◆ **What the task asks**:
All entries must be extracted exactly, with nothing added or dropped.

** Begin Supplied information **

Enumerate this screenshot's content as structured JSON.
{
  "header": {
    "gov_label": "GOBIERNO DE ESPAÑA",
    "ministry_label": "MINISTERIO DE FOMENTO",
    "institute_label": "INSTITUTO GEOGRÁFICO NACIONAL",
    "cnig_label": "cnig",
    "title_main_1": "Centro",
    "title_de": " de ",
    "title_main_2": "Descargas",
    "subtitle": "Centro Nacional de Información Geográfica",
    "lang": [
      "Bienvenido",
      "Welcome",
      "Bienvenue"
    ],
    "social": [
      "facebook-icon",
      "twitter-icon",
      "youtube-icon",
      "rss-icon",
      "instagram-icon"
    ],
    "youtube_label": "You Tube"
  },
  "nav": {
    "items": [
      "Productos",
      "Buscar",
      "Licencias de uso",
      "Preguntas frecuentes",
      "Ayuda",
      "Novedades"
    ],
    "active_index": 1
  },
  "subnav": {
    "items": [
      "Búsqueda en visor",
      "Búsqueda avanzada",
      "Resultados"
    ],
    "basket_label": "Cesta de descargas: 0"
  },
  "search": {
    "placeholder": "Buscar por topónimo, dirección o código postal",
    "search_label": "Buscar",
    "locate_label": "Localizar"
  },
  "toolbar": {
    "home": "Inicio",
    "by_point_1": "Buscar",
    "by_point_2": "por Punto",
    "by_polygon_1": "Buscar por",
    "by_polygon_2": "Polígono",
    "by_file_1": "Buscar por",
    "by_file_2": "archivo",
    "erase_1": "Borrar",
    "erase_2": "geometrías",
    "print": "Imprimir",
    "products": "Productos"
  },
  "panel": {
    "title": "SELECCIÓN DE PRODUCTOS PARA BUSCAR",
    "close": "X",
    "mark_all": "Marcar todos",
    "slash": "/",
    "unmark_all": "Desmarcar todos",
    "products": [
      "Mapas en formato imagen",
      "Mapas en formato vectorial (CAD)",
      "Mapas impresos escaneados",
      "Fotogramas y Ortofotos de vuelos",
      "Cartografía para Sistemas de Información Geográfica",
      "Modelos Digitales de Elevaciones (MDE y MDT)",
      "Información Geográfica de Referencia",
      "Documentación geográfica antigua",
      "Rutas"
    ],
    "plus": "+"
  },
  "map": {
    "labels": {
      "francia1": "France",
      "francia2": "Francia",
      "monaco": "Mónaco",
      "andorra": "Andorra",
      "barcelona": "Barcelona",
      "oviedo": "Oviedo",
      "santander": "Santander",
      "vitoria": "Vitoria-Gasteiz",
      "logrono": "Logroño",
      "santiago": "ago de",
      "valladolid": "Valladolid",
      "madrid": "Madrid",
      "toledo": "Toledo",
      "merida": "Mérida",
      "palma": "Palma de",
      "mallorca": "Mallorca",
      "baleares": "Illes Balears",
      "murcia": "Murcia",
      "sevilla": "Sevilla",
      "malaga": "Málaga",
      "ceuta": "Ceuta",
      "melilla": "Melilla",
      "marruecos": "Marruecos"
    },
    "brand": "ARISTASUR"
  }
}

** End Supplied information **

◆ **Written answer**:
Enumerate this screenshot's content as structured JSON.
{
  "header": {
    "gov_label": "GOBIERNO DE ESPAÑA",
    "ministry_label": "MINISTERIO DE FOMENTO",
    "institute_label": "INSTITUTO GEOGRÁFICO NACIONAL",
    "cnig_label": "cnig",
    "title_main_1": "Centro",
    "title_de": " de ",
    "title_main_2": "Descargas",
    "subtitle": "Centro Nacional de Información Geográfica",
    "lang": [
      "Bienvenido",
      "Welcome",
      "Bienvenue"
    ],
    "social": [
      "facebook-icon",
      "twitter-icon",
      "youtube-icon",
      "rss-icon",
      "instagram-icon"
    ],
    "youtube_label": "You Tube"
  },
  "nav": {
    "items": [
      "Productos",
      "Buscar",
      "Licencias de uso",
      "Preguntas frecuentes",
      "Ayuda",
      "Novedades"
    ],
    "active_index": 1
  },
  "subnav": {
    "items": [
      "Búsqueda en visor",
      "Búsqueda avanzada",
      "Resultados"
    ],
    "basket_label": "Cesta de descargas: 0"
  },
  "search": {
    "placeholder": "Buscar por topónimo, dirección o código postal",
    "search_label": "Buscar",
    "locate_label": "Localizar"
  },
  "toolbar": {
    "home": "Inicio",
    "by_point_1": "Buscar",
    "by_point_2": "por Punto",
    "by_polygon_1": "Buscar por",
    "by_polygon_2": "Polígono",
    "by_file_1": "Buscar por",
    "by_file_2": "archivo",
    "erase_1": "Borrar",
    "erase_2": "geometrías",
    "print": "Imprimir",
    "products": "Productos"
  },
  "panel": {
    "title": "SELECCIÓN DE PRODUCTOS PARA BUSCAR",
    "close": "X",
    "mark_all": "Marcar todos",
    "slash": "/",
    "unmark_all": "Desmarcar todos",
    "products": [
      "Mapas en formato imagen",
      "Mapas en formato vectorial (CAD)",
      "Mapas impresos escaneados",
      "Fotogramas y Ortofotos de vuelos",
      "Cartografía para Sistemas de Información Geográfica",
      "Modelos Digitales de Elevaciones (MDE y MDT)",
      "Información Geográfica de Referencia",
      "Documentación geográfica antigua",
      "Rutas"
    ],
    "plus": "+"
  },
  "map": {
    "labels": {
      "francia1": "France",
      "francia2": "Francia",
      "monaco": "Mónaco",
      "andorra": "Andorra",
      "barcelona": "Barcelona",
      "oviedo": "Oviedo",
      "santander": "Santander",
      "vitoria": "Vitoria-Gasteiz",
      "logrono": "Logroño",
      "santiago": "ago de",
      "valladolid": "Valladolid",
      "madrid": "Madrid",
      "toledo": "Toledo",
      "merida": "Mérida",
      "palma": "Palma de",
      "mallorca": "Mallorca",
      "baleares": "Illes Balears",
      "murcia": "Murcia",
      "sevilla": "Sevilla",
      "malaga": "Málaga",
      "ceuta": "Ceuta",
      "melilla": "Melilla",
      "marruecos": "Marruecos"
    },
    "brand": "ARISTASUR"
  }
}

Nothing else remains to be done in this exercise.